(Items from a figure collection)
══════════════════════════════
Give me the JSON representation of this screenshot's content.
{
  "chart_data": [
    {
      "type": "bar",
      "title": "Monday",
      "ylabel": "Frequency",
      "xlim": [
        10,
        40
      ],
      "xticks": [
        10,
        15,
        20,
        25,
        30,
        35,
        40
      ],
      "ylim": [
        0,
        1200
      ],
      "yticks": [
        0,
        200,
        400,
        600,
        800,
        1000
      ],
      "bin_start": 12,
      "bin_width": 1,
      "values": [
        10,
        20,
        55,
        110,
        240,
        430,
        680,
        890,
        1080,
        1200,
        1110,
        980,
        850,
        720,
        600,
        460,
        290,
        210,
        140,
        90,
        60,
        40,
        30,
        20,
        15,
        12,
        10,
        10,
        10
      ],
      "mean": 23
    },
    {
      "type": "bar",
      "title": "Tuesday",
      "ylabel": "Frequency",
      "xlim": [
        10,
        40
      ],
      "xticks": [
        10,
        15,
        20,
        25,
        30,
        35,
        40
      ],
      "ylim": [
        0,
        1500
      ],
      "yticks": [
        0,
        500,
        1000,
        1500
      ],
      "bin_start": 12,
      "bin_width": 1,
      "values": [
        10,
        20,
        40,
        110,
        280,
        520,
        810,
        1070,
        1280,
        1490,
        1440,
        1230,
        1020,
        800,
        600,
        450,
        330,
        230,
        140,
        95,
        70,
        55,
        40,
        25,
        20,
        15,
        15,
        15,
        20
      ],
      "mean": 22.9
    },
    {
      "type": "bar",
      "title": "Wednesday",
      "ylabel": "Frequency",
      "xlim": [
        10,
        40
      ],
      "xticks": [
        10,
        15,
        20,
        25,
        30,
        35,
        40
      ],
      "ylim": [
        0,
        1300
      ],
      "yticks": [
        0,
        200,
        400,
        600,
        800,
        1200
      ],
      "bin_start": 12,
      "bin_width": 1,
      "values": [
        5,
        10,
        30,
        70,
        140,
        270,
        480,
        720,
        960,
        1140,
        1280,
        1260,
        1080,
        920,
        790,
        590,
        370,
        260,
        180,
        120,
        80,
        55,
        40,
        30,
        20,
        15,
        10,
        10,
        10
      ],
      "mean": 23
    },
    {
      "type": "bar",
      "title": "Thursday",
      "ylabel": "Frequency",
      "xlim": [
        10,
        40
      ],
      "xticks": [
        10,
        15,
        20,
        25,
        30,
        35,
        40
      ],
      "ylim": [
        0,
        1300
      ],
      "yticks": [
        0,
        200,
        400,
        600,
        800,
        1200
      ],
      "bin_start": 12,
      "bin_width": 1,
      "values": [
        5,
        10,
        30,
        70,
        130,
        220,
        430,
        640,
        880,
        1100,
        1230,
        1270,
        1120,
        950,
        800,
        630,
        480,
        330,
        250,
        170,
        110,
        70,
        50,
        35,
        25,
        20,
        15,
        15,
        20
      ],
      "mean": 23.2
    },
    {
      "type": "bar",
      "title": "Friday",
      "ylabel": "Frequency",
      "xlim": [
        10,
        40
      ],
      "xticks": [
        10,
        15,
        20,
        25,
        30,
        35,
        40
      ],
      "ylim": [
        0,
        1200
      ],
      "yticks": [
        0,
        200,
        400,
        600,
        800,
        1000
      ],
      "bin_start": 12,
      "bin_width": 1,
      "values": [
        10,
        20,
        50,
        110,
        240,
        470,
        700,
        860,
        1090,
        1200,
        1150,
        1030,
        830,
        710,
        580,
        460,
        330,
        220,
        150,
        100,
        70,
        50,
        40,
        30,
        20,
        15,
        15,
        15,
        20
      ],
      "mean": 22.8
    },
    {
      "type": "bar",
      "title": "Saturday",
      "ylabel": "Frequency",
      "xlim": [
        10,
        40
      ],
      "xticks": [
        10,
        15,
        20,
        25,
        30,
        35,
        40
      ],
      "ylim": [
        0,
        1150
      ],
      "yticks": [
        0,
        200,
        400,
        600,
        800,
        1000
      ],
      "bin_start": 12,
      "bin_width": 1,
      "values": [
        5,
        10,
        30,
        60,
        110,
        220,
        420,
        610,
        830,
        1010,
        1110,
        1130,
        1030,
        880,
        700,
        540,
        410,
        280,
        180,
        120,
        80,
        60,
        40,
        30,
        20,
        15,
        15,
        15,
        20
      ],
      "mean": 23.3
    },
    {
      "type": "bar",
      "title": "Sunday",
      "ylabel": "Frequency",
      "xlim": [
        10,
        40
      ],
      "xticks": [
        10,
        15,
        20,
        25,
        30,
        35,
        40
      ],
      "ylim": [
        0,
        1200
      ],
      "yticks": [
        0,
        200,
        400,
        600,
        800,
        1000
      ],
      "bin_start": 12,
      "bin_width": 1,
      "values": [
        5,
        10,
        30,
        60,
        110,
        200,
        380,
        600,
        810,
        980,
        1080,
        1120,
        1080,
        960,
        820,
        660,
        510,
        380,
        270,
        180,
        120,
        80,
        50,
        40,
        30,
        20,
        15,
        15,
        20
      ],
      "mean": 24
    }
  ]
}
══════════════════════════════
**WHAT THE EXERCISE ASKS**:
Extract the full listing above without alteration.

**WRITTEN SOLUTION**:
Give me the JSON representation of this screenshot's content.
{
  "chart_data": [
    {
      "type": "bar",
      "title": "Monday",
      "ylabel": "Frequency",
      "xlim": [
        10,
        40
      ],
      "xticks": [
        10,
        15,
        20,
        25,
        30,
        35,
        40
      ],
      "ylim": [
        0,
        1200
      ],
      "yticks": [
        0,
        200,
        400,
        600,
        800,
        1000
      ],
      "bin_start": 12,
      "bin_width": 1,
      "values": [
        10,
        20,
        55,
        110,
        240,
        430,
        680,
        890,
        1080,
        1200,
        1110,
        980,
        850,
        720,
        600,
        460,
        290,
        210,
        140,
        90,
        60,
        40,
        30,
        20,
        15,
        12,
        10,
        10,
        10
      ],
      "mean": 23
    },
    {
      "type": "bar",
      "title": "Tuesday",
      "ylabel": "Frequency",
      "xlim": [
        10,
        40
      ],
      "xticks": [
        10,
        15,
        20,
        25,
        30,
        35,
        40
      ],
      "ylim": [
        0,
        1500
      ],
      "yticks": [
        0,
        500,
        1000,
        1500
      ],
      "bin_start": 12,
      "bin_width": 1,
      "values": [
        10,
        20,
        40,
        110,
        280,
        520,
        810,
        1070,
        1280,
        1490,
        1440,
        1230,
        1020,
        800,
        600,
        450,
        330,
        230,
        140,
        95,
        70,
        55,
        40,
        25,
        20,
        15,
        15,
        15,
        20
      ],
      "mean": 22.9
    },
    {
      "type": "bar",
      "title": "Wednesday",
      "ylabel": "Frequency",
      "xlim": [
        10,
        40
      ],
      "xticks": [
        10,
        15,
        20,
        25,
        30,
        35,
        40
      ],
      "ylim": [
        0,
        1300
      ],
      "yticks": [
        0,
        200,
        400,
        600,
        800,
        1200
      ],
      "bin_start": 12,
      "bin_width": 1,
      "values": [
        5,
        10,
        30,
        70,
        140,
        270,
        480,
        720,
        960,
        1140,
        1280,
        1260,
        1080,
        920,
        790,
        590,
        370,
        260,
        180,
        120,
        80,
        55,
        40,
        30,
        20,
        15,
        10,
        10,
        10
      ],
      "mean": 23
    },
    {
      "type": "bar",
      "title": "Thursday",
      "ylabel": "Frequency",
      "xlim": [
        10,
        40
      ],
      "xticks": [
        10,
        15,
        20,
        25,
        30,
        35,
        40
      ],
      "ylim": [
        0,
        1300
      ],
      "yticks": [
        0,
        200,
        400,
        600,
        800,
        1200
      ],
      "bin_start": 12,
      "bin_width": 1,
      "values": [
        5,
        10,
        30,
        70,
        130,
        220,
        430,
        640,
        880,
        1100,
        1230,
        1270,
        1120,
        950,
        800,
        630,
        480,
        330,
        250,
        170,
        110,
        70,
        50,
        35,
        25,
        20,
        15,
        15,
        20
      ],
      "mean": 23.2
    },
    {
      "type": "bar",
      "title": "Friday",
      "ylabel": "Frequency",
      "xlim": [
        10,
        40
      ],
      "xticks": [
        10,
        15,
        20,
        25,
        30,
        35,
        40
      ],
      "ylim": [
        0,
        1200
      ],
      "yticks": [
        0,
        200,
        400,
        600,
        800,
        1000
      ],
      "bin_start": 12,
      "bin_width": 1,
      "values": [
        10,
        20,
        50,
        110,
        240,
        470,
        700,
        860,
        1090,
        1200,
        1150,
        1030,
        830,
        710,
        580,
        460,
        330,
        220,
        150,
        100,
        70,
        50,
        40,
        30,
        20,
        15,
        15,
        15,
        20
      ],
      "mean": 22.8
    },
    {
      "type": "bar",
      "title": "Saturday",
      "ylabel": "Frequency",
      "xlim": [
        10,
        40
      ],
      "xticks": [
        10,
        15,
        20,
        25,
        30,
        35,
        40
      ],
      "ylim": [
        0,
        1150
      ],
      "yticks": [
        0,
        200,
        400,
        600,
        800,
        1000
      ],
      "bin_start": 12,
      "bin_width": 1,
      "values": [
        5,
        10,
        30,
        60,
        110,
        220,
        420,
        610,
        830,
        1010,
        1110,
        1130,
        1030,
        880,
        700,
        540,
        410,
        280,
        180,
        120,
        80,
        60,
        40,
        30,
        20,
        15,
        15,
        15,
        20
      ],
      "mean": 23.3
    },
    {
      "type": "bar",
      "title": "Sunday",
      "ylabel": "Frequency",
      "xlim": [
        10,
        40
      ],
      "xticks": [
        10,
        15,
        20,
        25,
        30,
        35,
        40
      ],
      "ylim": [
        0,
        1200
      ],
      "yticks": [
        0,
        200,
        400,
        600,
        800,
        1000
      ],
      "bin_start": 12,
      "bin_width": 1,
      "values": [
        5,
        10,
        30,
        60,
        110,
        200,
        380,
        600,
        810,
        980,
        1080,
        1120,
        1080,
        960,
        820,
        660,
        510,
        380,
        270,
        180,
        120,
        80,
        50,
        40,
        30,
        20,
        15,
        15,
        20
      ],
      "mean": 24
    }
  ]
}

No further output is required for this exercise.